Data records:
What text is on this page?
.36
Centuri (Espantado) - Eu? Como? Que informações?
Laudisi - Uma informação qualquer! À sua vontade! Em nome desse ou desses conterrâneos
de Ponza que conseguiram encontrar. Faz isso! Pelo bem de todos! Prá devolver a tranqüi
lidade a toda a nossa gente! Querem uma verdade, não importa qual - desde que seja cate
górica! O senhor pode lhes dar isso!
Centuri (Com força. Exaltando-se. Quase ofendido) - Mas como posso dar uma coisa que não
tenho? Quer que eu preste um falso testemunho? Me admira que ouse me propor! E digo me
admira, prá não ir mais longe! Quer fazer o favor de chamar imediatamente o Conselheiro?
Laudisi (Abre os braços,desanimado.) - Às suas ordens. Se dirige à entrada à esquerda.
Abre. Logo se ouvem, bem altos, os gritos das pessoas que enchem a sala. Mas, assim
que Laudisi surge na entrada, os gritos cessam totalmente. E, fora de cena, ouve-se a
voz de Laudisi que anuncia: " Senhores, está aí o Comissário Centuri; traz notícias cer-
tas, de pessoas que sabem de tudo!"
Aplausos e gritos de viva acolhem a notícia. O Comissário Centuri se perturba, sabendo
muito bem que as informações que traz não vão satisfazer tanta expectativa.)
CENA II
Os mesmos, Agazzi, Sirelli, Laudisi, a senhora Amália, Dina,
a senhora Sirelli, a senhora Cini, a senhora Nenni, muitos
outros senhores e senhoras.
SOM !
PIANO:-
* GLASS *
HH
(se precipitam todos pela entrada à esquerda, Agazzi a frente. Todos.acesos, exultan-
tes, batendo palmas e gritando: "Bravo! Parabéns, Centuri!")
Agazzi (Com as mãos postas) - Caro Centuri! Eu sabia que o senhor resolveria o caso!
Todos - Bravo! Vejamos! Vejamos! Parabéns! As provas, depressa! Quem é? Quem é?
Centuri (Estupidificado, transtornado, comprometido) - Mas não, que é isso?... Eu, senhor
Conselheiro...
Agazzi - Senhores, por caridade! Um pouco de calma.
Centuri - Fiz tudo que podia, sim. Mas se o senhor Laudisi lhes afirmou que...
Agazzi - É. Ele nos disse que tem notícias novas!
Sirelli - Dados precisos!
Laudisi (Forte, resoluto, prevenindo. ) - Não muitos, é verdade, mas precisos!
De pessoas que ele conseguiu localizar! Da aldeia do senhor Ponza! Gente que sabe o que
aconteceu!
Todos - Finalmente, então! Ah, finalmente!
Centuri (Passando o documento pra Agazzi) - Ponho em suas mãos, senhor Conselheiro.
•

What you have to do | Quote all the records exactly, please, leaving none out.

Result |
What text is on this page?
.36
Centuri (Espantado) - Eu? Como? Que informações?
Laudisi - Uma informação qualquer! À sua vontade! Em nome desse ou desses conterrâneos
de Ponza que conseguiram encontrar. Faz isso! Pelo bem de todos! Prá devolver a tranqüi
lidade a toda a nossa gente! Querem uma verdade, não importa qual - desde que seja cate
górica! O senhor pode lhes dar isso!
Centuri (Com força. Exaltando-se. Quase ofendido) - Mas como posso dar uma coisa que não
tenho? Quer que eu preste um falso testemunho? Me admira que ouse me propor! E digo me
admira, prá não ir mais longe! Quer fazer o favor de chamar imediatamente o Conselheiro?
Laudisi (Abre os braços,desanimado.) - Às suas ordens. Se dirige à entrada à esquerda.
Abre. Logo se ouvem, bem altos, os gritos das pessoas que enchem a sala. Mas, assim
que Laudisi surge na entrada, os gritos cessam totalmente. E, fora de cena, ouve-se a
voz de Laudisi que anuncia: " Senhores, está aí o Comissário Centuri; traz notícias cer-
tas, de pessoas que sabem de tudo!"
Aplausos e gritos de viva acolhem a notícia. O Comissário Centuri se perturba, sabendo
muito bem que as informações que traz não vão satisfazer tanta expectativa.)
CENA II
Os mesmos, Agazzi, Sirelli, Laudisi, a senhora Amália, Dina,
a senhora Sirelli, a senhora Cini, a senhora Nenni, muitos
outros senhores e senhoras.
SOM !
PIANO:-
* GLASS *
HH
(se precipitam todos pela entrada à esquerda, Agazzi a frente. Todos.acesos, exultan-
tes, batendo palmas e gritando: "Bravo! Parabéns, Centuri!")
Agazzi (Com as mãos postas) - Caro Centuri! Eu sabia que o senhor resolveria o caso!
Todos - Bravo! Vejamos! Vejamos! Parabéns! As provas, depressa! Quem é? Quem é?
Centuri (Estupidificado, transtornado, comprometido) - Mas não, que é isso?... Eu, senhor
Conselheiro...
Agazzi - Senhores, por caridade! Um pouco de calma.
Centuri - Fiz tudo que podia, sim. Mas se o senhor Laudisi lhes afirmou que...
Agazzi - É. Ele nos disse que tem notícias novas!
Sirelli - Dados precisos!
Laudisi (Forte, resoluto, prevenindo. ) - Não muitos, é verdade, mas precisos!
De pessoas que ele conseguiu localizar! Da aldeia do senhor Ponza! Gente que sabe o que
aconteceu!
Todos - Finalmente, então! Ah, finalmente!
Centuri (Passando o documento pra Agazzi) - Ponho em suas mãos, senhor Conselheiro.
•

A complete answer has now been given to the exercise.